§ **PROBLEM TO SOLVE**
Every line of the records must be repeated exactly; pictures stay out.

---

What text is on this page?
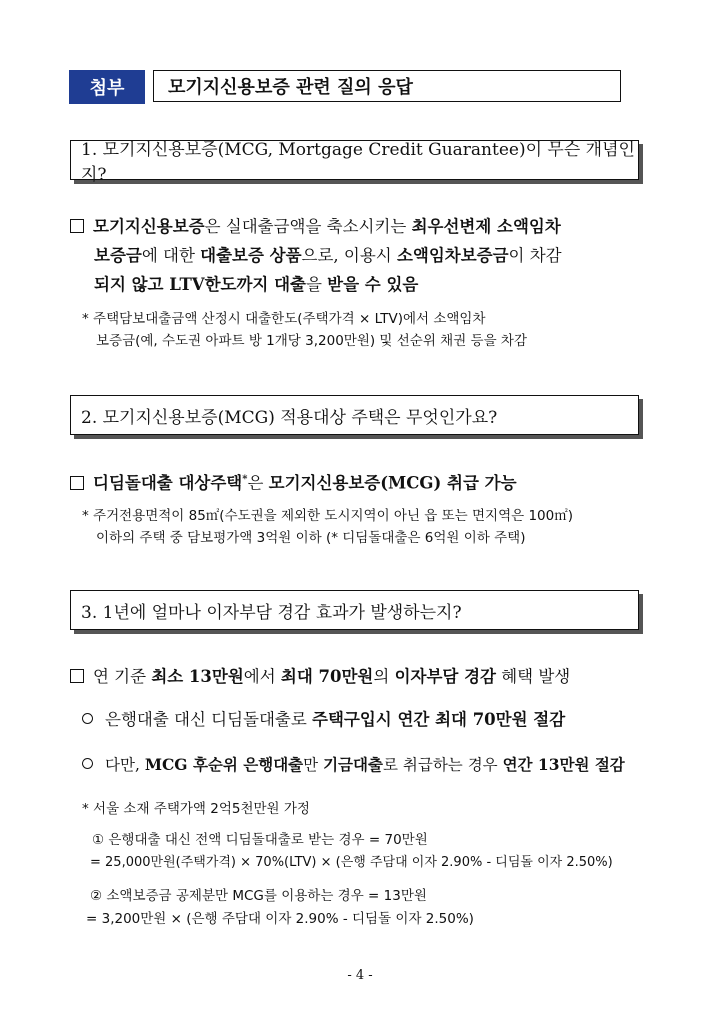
첨부	모기지신용보증 관련 질의 응답
1. 모기지신용보증(MCG, Mortgage Credit Guarantee)이 무슨 개념인지?
모기지신용보증은 실대출금액을 축소시키는 최우선변제 소액임차
보증금에 대한 대출보증 상품으로, 이용시 소액임차보증금이 차감
되지 않고 LTV한도까지 대출을 받을 수 있음
* 주택담보대출금액 산정시 대출한도(주택가격 × LTV)에서 소액임차
보증금(예, 수도권 아파트 방 1개당 3,200만원) 및 선순위 채권 등을 차감
2. 모기지신용보증(MCG) 적용대상 주택은 무엇인가요?
디딤돌대출 대상주택*은 모기지신용보증(MCG) 취급 가능
* 주거전용면적이 85㎡(수도권을 제외한 도시지역이 아닌 읍 또는 면지역은 100㎡)
이하의 주택 중 담보평가액 3억원 이하 (* 디딤돌대출은 6억원 이하 주택)
3. 1년에 얼마나 이자부담 경감 효과가 발생하는지?
연 기준 최소 13만원에서 최대 70만원의 이자부담 경감 혜택 발생
은행대출 대신 디딤돌대출로 주택구입시 연간 최대 70만원 절감
다만, MCG 후순위 은행대출만 기금대출로 취급하는 경우 연간 13만원 절감
* 서울 소재 주택가액 2억5천만원 가정
① 은행대출 대신 전액 디딤돌대출로 받는 경우 = 70만원
= 25,000만원(주택가격) × 70%(LTV) × (은행 주담대 이자 2.90% - 디딤돌 이자 2.50%)
② 소액보증금 공제분만 MCG를 이용하는 경우 = 13만원
= 3,200만원 × (은행 주담대 이자 2.90% - 디딤돌 이자 2.50%)
- 4 -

---

§ **RESULT OF THE TASK**
What text is on this page?
첨부	모기지신용보증 관련 질의 응답
1. 모기지신용보증(MCG, Mortgage Credit Guarantee)이 무슨 개념인지?
모기지신용보증은 실대출금액을 축소시키는 최우선변제 소액임차
보증금에 대한 대출보증 상품으로, 이용시 소액임차보증금이 차감
되지 않고 LTV한도까지 대출을 받을 수 있음
* 주택담보대출금액 산정시 대출한도(주택가격 × LTV)에서 소액임차
보증금(예, 수도권 아파트 방 1개당 3,200만원) 및 선순위 채권 등을 차감
2. 모기지신용보증(MCG) 적용대상 주택은 무엇인가요?
디딤돌대출 대상주택*은 모기지신용보증(MCG) 취급 가능
* 주거전용면적이 85㎡(수도권을 제외한 도시지역이 아닌 읍 또는 면지역은 100㎡)
이하의 주택 중 담보평가액 3억원 이하 (* 디딤돌대출은 6억원 이하 주택)
3. 1년에 얼마나 이자부담 경감 효과가 발생하는지?
연 기준 최소 13만원에서 최대 70만원의 이자부담 경감 혜택 발생
은행대출 대신 디딤돌대출로 주택구입시 연간 최대 70만원 절감
다만, MCG 후순위 은행대출만 기금대출로 취급하는 경우 연간 13만원 절감
* 서울 소재 주택가액 2억5천만원 가정
① 은행대출 대신 전액 디딤돌대출로 받는 경우 = 70만원
= 25,000만원(주택가격) × 70%(LTV) × (은행 주담대 이자 2.90% - 디딤돌 이자 2.50%)
② 소액보증금 공제분만 MCG를 이용하는 경우 = 13만원
= 3,200만원 × (은행 주담대 이자 2.90% - 디딤돌 이자 2.50%)
- 4 -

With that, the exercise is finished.